(Task requirements): Copy out all lines where "LEARMONTH" appears.

Structured figure records:
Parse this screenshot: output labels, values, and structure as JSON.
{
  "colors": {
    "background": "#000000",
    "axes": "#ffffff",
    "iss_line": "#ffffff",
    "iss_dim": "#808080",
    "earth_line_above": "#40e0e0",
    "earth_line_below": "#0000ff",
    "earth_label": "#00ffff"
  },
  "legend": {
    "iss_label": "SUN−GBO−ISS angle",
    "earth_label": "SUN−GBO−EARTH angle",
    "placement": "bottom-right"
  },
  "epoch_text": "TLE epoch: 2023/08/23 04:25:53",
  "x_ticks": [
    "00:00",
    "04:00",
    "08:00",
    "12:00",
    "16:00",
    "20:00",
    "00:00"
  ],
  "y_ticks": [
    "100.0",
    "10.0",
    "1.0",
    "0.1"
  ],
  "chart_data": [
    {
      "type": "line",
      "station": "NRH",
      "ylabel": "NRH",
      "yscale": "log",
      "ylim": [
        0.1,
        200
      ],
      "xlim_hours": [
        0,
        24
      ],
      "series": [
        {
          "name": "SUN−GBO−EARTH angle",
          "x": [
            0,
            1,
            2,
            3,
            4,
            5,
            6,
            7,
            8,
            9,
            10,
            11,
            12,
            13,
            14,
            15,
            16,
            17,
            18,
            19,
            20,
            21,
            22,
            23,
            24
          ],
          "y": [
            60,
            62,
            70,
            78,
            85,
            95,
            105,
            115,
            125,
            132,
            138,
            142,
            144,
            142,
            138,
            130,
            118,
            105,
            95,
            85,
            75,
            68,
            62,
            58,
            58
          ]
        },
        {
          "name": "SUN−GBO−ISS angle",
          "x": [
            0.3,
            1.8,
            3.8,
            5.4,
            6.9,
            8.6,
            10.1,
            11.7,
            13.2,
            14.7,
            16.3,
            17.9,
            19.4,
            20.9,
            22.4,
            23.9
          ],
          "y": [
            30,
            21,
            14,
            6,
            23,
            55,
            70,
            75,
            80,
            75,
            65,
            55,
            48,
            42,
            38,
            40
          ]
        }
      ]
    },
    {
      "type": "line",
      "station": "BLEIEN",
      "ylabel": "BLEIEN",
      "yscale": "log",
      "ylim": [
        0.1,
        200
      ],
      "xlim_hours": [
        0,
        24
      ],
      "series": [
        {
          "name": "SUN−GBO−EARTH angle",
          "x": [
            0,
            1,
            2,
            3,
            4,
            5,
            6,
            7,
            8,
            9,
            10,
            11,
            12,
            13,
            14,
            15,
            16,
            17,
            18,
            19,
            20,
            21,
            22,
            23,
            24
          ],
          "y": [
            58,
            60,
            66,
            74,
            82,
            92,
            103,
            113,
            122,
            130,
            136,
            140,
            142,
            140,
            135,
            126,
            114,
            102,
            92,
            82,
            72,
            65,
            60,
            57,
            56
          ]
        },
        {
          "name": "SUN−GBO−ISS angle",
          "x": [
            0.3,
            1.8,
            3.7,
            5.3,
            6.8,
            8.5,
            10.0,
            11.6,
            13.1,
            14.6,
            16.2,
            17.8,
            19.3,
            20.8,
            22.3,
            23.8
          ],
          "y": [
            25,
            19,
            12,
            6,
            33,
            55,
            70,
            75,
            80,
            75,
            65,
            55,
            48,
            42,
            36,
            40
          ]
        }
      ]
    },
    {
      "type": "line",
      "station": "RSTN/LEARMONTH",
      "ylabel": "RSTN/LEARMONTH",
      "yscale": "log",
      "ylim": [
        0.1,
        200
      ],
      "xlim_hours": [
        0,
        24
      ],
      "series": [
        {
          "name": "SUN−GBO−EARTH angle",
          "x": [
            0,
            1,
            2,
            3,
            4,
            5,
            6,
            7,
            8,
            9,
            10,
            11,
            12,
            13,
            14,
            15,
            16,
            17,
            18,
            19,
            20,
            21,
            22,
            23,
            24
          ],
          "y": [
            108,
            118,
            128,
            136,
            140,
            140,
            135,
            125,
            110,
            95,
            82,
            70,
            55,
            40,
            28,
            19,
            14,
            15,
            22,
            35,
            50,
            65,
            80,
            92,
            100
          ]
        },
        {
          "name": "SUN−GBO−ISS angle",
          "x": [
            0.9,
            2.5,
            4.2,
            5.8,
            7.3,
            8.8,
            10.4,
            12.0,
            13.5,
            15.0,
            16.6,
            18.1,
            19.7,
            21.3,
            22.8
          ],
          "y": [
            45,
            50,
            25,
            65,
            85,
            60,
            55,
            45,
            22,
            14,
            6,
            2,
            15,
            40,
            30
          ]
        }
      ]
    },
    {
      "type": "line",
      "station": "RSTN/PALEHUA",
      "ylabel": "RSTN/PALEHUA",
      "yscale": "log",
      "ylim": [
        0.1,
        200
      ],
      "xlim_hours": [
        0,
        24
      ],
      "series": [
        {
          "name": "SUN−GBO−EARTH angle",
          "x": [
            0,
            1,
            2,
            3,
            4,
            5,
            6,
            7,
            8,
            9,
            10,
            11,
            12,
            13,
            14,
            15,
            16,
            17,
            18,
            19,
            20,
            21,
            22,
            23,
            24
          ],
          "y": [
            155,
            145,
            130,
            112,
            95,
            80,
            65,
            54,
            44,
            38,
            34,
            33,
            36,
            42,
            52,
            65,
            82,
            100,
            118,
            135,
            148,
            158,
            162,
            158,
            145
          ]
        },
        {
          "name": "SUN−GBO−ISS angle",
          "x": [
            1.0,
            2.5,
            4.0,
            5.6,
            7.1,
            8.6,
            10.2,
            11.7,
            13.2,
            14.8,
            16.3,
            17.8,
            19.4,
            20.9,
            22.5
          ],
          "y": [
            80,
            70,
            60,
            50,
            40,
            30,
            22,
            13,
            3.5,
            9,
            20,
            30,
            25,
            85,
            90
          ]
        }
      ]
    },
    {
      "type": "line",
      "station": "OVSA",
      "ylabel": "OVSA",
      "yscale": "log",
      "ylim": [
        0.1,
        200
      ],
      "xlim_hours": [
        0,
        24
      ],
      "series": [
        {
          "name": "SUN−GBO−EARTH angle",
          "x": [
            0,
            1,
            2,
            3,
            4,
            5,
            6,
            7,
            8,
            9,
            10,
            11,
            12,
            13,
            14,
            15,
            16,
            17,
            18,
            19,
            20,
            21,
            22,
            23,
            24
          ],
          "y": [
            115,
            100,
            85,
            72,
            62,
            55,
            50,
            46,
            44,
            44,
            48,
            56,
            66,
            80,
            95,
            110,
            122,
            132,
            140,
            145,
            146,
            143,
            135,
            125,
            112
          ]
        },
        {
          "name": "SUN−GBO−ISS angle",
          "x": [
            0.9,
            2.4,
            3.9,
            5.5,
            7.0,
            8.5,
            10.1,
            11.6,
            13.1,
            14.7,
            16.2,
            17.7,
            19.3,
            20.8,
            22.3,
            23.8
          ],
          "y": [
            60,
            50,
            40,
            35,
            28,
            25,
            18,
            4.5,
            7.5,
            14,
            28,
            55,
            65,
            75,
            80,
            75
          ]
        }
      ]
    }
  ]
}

(Correct result):
      "station": "RSTN/LEARMONTH",
      "ylabel": "RSTN/LEARMONTH",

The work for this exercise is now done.